In the records below, count every line containing "Efficiency". Reply with the number only.

>> begin Supplied data

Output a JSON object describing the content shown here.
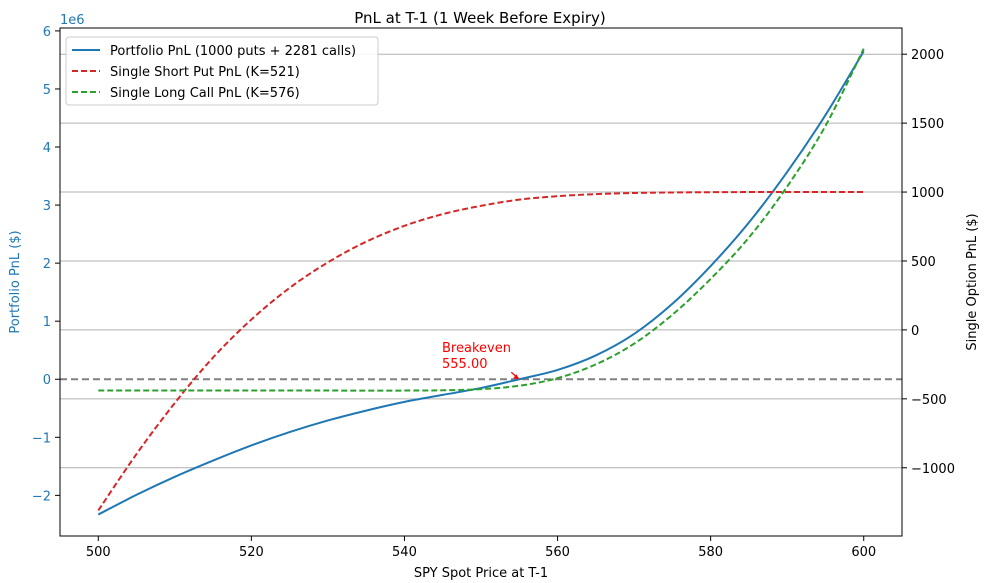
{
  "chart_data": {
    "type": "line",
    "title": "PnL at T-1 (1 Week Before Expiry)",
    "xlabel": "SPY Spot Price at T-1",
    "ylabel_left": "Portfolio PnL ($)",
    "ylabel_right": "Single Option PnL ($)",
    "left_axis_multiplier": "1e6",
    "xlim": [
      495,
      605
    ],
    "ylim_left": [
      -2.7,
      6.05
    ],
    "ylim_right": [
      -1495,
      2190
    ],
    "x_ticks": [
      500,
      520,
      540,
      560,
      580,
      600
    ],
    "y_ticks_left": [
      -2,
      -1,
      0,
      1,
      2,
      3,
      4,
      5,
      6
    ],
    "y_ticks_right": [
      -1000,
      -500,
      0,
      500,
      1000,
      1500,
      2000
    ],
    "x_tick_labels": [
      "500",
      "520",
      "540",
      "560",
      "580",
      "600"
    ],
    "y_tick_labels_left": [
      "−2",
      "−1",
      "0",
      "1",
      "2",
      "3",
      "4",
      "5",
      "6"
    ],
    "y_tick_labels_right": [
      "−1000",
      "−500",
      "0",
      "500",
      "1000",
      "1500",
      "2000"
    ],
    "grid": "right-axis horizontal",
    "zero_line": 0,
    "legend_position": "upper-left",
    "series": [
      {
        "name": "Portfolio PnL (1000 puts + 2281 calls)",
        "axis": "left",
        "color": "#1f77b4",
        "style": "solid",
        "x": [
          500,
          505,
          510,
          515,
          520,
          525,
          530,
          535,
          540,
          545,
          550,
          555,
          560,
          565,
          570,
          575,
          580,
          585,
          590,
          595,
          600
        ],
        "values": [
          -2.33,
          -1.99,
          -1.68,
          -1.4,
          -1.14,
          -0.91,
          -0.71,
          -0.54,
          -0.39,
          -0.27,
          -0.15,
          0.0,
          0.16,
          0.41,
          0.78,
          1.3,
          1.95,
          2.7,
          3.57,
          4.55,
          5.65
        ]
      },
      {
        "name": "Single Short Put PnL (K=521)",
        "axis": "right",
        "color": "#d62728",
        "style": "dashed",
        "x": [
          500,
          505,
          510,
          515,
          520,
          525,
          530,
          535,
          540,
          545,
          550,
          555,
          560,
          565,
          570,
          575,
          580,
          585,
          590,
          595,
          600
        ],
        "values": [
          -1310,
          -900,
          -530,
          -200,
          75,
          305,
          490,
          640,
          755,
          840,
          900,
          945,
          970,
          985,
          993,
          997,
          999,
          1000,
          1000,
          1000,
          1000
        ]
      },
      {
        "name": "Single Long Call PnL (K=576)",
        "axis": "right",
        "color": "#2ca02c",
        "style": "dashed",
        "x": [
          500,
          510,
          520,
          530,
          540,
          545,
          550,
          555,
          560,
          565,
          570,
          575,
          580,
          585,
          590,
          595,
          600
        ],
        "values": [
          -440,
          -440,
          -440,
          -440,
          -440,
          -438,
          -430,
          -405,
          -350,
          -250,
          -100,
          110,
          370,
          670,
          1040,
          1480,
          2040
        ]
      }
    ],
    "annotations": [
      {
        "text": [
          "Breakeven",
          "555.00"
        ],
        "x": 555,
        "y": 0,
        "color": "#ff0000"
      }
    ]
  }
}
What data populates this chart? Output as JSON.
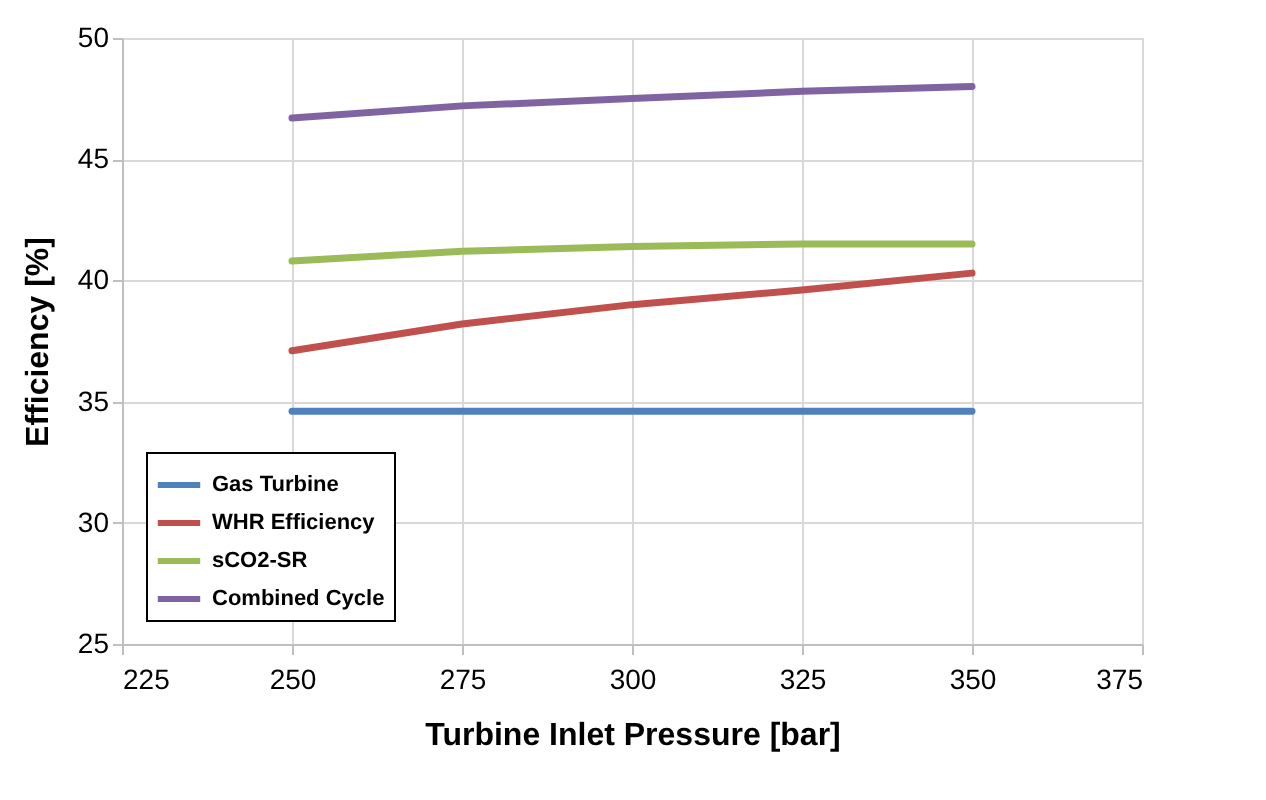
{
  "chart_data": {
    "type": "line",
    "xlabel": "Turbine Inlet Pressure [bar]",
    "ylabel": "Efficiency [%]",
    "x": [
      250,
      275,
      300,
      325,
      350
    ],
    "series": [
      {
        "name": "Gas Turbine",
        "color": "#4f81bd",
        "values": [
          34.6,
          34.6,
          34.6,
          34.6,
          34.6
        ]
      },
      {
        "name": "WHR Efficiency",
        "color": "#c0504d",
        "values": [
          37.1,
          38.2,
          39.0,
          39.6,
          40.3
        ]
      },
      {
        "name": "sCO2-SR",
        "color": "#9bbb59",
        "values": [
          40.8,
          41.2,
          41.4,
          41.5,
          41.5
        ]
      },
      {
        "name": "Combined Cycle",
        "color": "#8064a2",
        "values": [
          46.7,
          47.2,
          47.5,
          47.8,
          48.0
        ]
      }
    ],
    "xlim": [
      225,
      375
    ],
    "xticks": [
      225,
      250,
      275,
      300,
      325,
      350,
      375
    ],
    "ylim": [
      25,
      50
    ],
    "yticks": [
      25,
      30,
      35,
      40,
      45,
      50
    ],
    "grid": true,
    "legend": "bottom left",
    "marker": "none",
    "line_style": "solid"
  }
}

>> end Supplied data
>> begin Supplied data

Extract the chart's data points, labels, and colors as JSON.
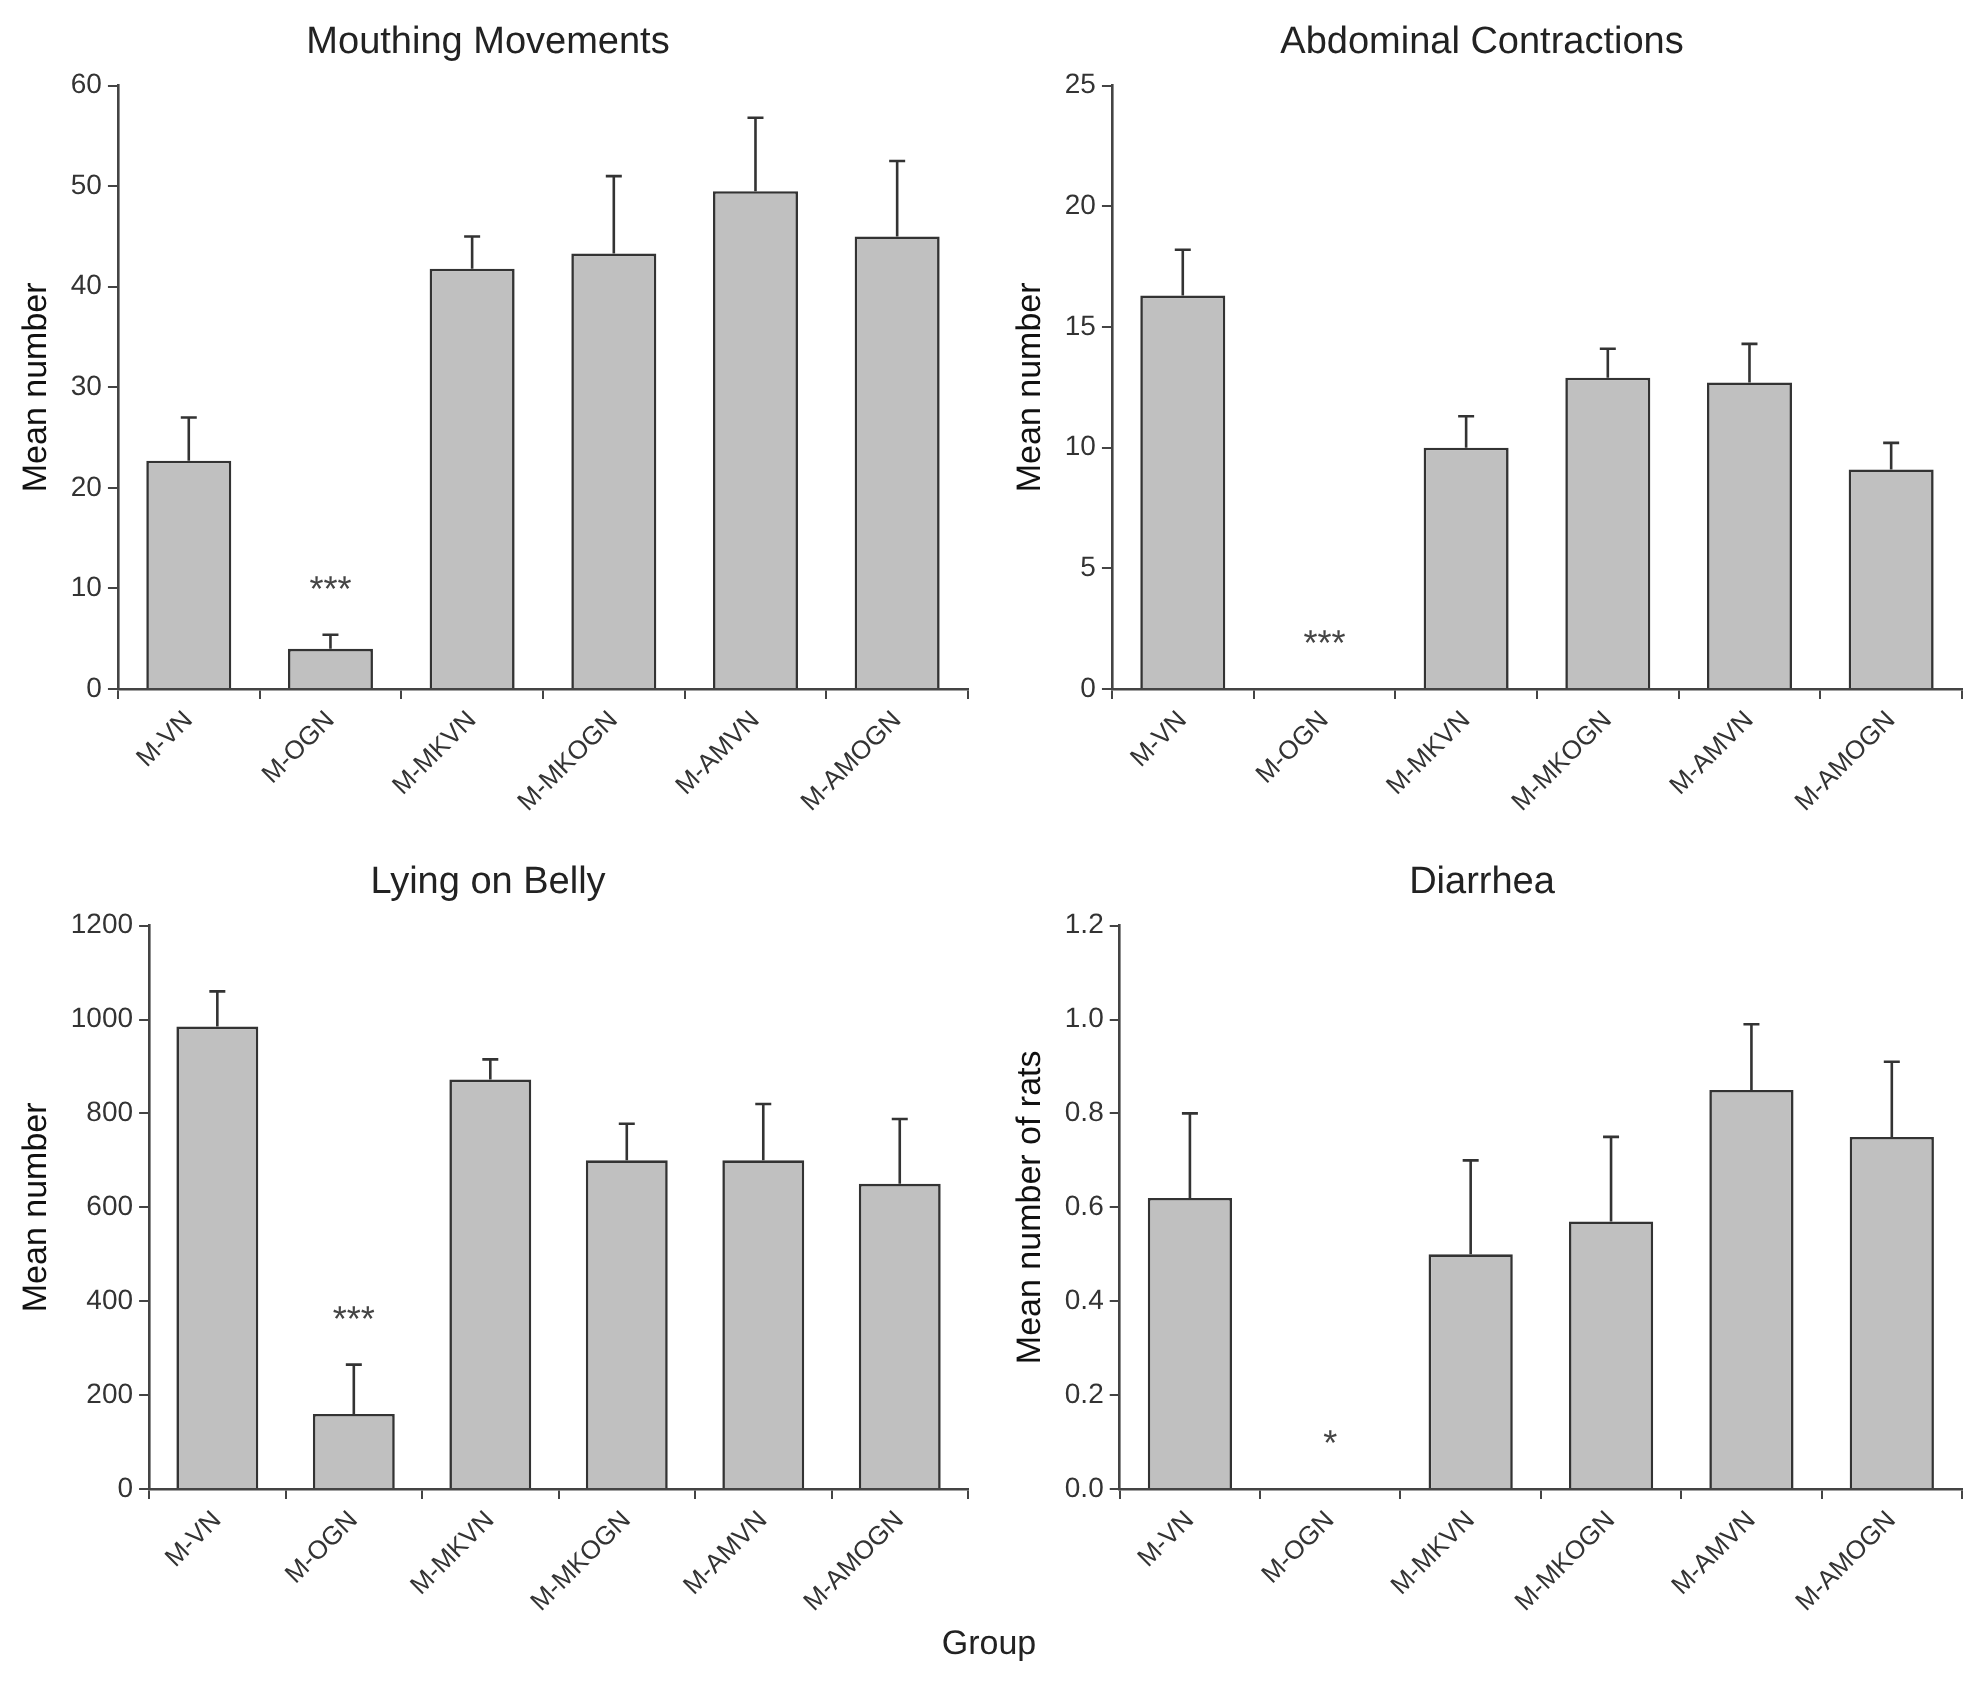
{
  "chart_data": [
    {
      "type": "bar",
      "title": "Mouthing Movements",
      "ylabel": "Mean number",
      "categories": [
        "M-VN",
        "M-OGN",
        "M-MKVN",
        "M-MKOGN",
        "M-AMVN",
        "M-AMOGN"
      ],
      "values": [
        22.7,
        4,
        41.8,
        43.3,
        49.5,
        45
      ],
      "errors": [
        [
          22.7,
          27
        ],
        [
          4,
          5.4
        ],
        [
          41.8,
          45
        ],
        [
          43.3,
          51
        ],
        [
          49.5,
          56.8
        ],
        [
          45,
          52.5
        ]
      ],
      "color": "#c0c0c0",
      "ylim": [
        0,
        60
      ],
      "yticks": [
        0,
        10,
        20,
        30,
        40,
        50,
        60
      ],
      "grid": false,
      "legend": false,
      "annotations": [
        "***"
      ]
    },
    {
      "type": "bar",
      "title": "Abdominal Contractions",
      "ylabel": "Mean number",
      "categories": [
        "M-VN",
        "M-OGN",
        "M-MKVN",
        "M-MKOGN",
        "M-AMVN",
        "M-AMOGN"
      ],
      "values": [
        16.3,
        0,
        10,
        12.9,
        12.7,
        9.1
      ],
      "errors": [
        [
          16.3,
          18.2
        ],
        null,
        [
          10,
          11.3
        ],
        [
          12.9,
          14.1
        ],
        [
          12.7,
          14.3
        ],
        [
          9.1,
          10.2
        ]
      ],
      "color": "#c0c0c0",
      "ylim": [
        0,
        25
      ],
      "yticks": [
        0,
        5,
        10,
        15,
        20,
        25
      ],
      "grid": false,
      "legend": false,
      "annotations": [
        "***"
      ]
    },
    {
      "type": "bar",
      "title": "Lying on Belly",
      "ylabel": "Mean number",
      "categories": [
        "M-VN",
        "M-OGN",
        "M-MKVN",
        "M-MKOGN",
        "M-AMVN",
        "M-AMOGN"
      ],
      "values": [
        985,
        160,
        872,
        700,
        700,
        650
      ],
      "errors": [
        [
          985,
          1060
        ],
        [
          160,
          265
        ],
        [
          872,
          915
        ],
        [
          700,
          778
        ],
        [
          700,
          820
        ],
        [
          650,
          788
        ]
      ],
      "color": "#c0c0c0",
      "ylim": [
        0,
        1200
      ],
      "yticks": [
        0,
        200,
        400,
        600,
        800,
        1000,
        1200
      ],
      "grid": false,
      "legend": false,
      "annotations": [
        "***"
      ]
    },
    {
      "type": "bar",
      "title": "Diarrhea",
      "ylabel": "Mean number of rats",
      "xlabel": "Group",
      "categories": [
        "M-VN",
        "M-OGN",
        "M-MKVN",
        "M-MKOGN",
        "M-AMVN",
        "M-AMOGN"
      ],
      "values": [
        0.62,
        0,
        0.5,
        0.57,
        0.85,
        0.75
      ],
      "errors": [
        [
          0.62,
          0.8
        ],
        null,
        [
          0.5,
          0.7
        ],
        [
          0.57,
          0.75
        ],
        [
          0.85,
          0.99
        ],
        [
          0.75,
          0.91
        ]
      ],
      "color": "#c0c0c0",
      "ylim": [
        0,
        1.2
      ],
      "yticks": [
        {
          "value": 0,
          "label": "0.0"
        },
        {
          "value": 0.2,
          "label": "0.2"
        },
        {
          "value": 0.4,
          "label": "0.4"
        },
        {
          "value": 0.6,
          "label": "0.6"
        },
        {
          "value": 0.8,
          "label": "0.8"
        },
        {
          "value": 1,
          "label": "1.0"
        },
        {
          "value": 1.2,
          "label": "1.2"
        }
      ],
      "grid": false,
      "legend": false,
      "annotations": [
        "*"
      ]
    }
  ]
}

>> end Supplied data

» **The result**
2